## WORK TO DO
Do not include the pictures; repeat the rest of the data exactly.

Dataset excerpt:
⁂

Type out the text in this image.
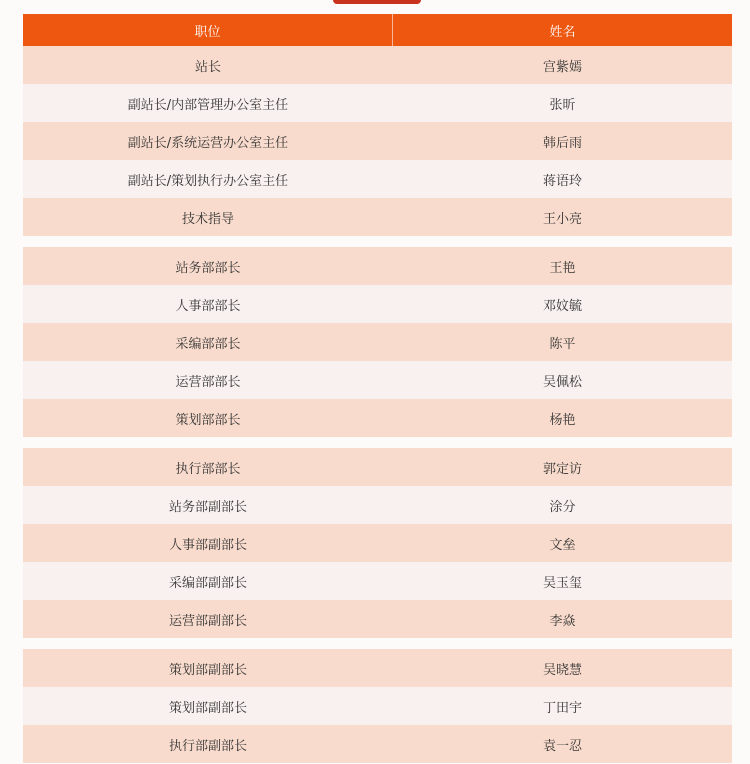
职位	姓名
站长	宫紫嫣
副站长/内部管理办公室主任	张昕
副站长/系统运营办公室主任	韩后雨
副站长/策划执行办公室主任	蒋语玲
技术指导	王小亮
站务部部长	王艳
人事部部长	邓妏毓
采编部部长	陈平
运营部部长	吴佩松
策划部部长	杨艳
执行部部长	郭定访
站务部副部长	涂分
人事部副部长	文垒
采编部副部长	吴玉玺
运营部副部长	李焱
策划部副部长	吴晓慧
策划部副部长	丁田宇
执行部副部长	袁一忍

⁂

## THE RESULT
Type out the text in this image.
职位	姓名
站长	宫紫嫣
副站长/内部管理办公室主任	张昕
副站长/系统运营办公室主任	韩后雨
副站长/策划执行办公室主任	蒋语玲
技术指导	王小亮
站务部部长	王艳
人事部部长	邓妏毓
采编部部长	陈平
运营部部长	吴佩松
策划部部长	杨艳
执行部部长	郭定访
站务部副部长	涂分
人事部副部长	文垒
采编部副部长	吴玉玺
运营部副部长	李焱
策划部副部长	吴晓慧
策划部副部长	丁田宇
执行部副部长	袁一忍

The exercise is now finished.